(What you need to do): Identify the lines that contain the string "viiden" and copy all of them.
# start of Recorded information
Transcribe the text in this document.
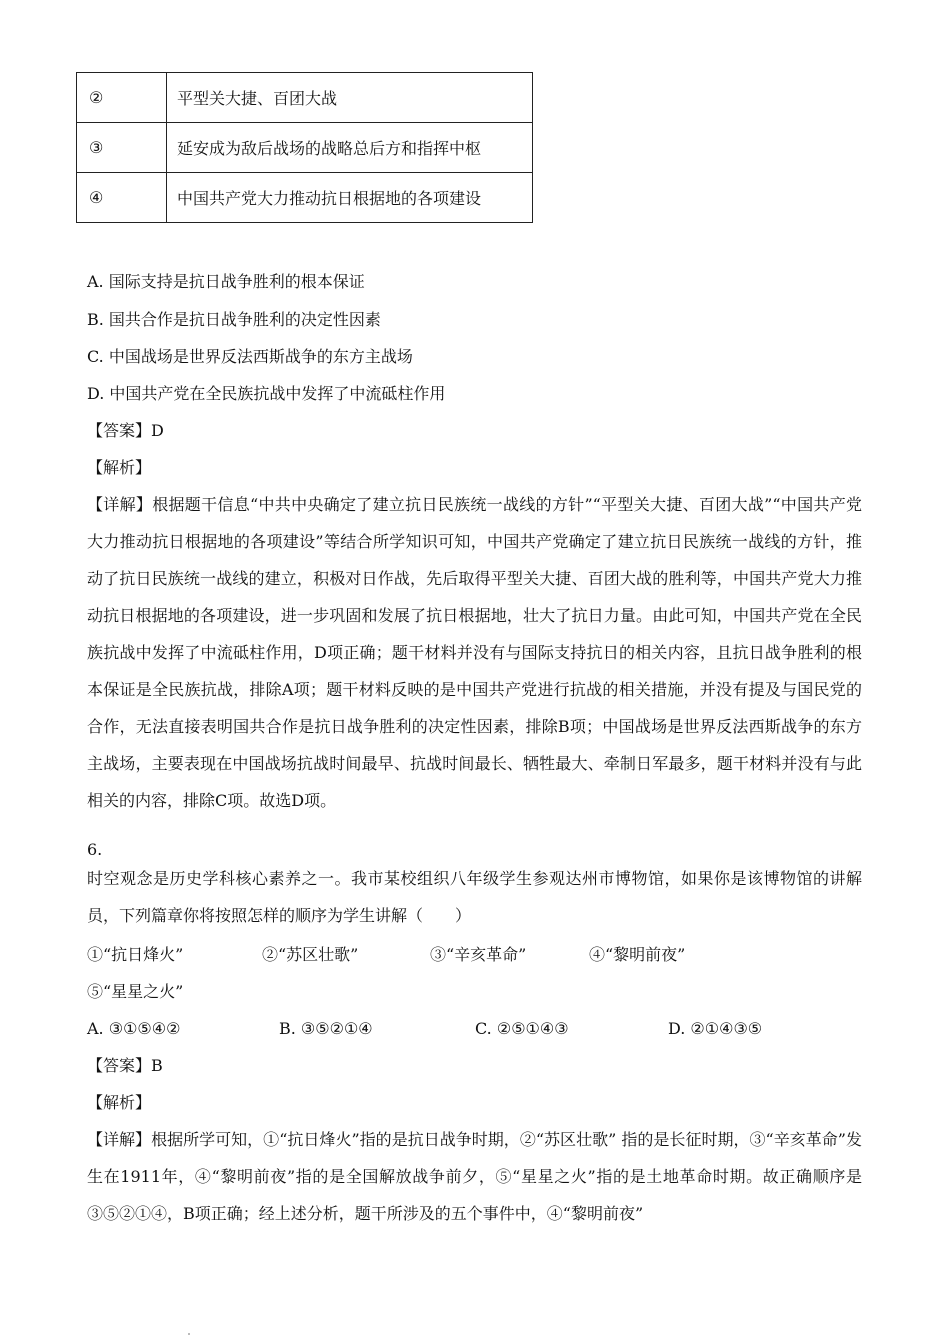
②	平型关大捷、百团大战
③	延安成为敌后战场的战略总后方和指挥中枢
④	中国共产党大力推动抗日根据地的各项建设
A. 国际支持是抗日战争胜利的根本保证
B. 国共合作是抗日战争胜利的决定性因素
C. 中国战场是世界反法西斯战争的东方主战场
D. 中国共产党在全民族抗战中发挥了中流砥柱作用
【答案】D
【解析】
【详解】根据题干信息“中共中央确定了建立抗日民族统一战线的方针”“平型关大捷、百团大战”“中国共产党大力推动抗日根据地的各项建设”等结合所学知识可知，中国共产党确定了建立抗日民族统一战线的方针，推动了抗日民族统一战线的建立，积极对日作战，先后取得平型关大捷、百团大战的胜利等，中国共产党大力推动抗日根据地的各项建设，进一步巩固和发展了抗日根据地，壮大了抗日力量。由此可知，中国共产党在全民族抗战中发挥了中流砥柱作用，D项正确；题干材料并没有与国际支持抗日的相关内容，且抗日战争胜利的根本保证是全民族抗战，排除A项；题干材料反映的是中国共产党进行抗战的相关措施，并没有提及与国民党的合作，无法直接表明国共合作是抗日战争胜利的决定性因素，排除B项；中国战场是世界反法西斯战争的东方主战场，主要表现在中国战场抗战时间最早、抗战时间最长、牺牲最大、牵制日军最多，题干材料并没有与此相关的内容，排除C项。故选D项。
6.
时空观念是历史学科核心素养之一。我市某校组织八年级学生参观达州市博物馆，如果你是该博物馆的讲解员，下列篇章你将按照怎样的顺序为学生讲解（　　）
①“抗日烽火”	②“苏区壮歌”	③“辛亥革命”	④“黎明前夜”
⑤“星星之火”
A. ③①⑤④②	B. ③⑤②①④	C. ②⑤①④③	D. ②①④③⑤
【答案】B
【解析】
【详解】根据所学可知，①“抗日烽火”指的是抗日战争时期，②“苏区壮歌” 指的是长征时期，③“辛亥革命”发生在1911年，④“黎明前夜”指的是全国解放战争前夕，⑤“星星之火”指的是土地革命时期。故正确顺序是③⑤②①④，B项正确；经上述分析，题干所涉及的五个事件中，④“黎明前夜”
# end of Recorded information
# start of Recorded information
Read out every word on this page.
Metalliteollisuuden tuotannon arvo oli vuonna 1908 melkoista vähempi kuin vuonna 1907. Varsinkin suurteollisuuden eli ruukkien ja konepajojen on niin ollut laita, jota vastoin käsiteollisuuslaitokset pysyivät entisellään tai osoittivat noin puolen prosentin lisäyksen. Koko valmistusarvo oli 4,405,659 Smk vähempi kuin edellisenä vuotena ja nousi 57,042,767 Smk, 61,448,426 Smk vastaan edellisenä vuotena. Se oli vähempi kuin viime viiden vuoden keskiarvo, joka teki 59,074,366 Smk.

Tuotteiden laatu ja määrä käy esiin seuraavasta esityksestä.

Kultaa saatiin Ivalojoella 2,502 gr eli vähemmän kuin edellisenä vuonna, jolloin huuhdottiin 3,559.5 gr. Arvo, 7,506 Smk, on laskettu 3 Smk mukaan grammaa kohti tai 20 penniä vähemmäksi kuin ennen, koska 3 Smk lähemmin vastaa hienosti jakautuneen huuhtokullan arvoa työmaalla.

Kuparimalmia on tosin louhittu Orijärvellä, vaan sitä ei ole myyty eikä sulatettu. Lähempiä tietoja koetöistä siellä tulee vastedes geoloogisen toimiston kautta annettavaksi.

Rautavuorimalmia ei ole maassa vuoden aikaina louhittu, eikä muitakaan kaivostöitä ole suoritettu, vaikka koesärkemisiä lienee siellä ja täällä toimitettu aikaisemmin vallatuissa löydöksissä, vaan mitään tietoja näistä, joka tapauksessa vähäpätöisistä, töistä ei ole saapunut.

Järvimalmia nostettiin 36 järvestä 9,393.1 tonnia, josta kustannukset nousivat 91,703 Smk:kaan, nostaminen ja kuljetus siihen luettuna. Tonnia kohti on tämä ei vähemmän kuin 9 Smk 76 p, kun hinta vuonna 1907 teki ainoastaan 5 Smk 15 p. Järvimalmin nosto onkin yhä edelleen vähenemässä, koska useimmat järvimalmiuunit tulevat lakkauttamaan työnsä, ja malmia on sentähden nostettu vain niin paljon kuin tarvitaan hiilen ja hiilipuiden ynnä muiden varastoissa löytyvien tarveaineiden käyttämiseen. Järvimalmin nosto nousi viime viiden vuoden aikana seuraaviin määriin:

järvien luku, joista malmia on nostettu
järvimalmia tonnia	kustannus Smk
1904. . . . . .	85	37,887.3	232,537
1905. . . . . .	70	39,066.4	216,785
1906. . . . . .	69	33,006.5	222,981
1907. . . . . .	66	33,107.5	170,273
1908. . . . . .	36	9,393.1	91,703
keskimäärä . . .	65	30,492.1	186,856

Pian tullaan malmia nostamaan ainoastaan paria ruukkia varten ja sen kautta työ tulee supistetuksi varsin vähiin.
# end of Recorded information
(Response for this exercise):
Metalliteollisuuden tuotannon arvo oli vuonna 1908 melkoista vähempi kuin vuonna 1907. Varsinkin suurteollisuuden eli ruukkien ja konepajojen on niin ollut laita, jota vastoin käsiteollisuuslaitokset pysyivät entisellään tai osoittivat noin puolen prosentin lisäyksen. Koko valmistusarvo oli 4,405,659 Smk vähempi kuin edellisenä vuotena ja nousi 57,042,767 Smk, 61,448,426 Smk vastaan edellisenä vuotena. Se oli vähempi kuin viime viiden vuoden keskiarvo, joka teki 59,074,366 Smk.
Järvimalmia nostettiin 36 järvestä 9,393.1 tonnia, josta kustannukset nousivat 91,703 Smk:kaan, nostaminen ja kuljetus siihen luettuna. Tonnia kohti on tämä ei vähemmän kuin 9 Smk 76 p, kun hinta vuonna 1907 teki ainoastaan 5 Smk 15 p. Järvimalmin nosto onkin yhä edelleen vähenemässä, koska useimmat järvimalmiuunit tulevat lakkauttamaan työnsä, ja malmia on sentähden nostettu vain niin paljon kuin tarvitaan hiilen ja hiilipuiden ynnä muiden varastoissa löytyvien tarveaineiden käyttämiseen. Järvimalmin nosto nousi viime viiden vuoden aikana seuraaviin määriin:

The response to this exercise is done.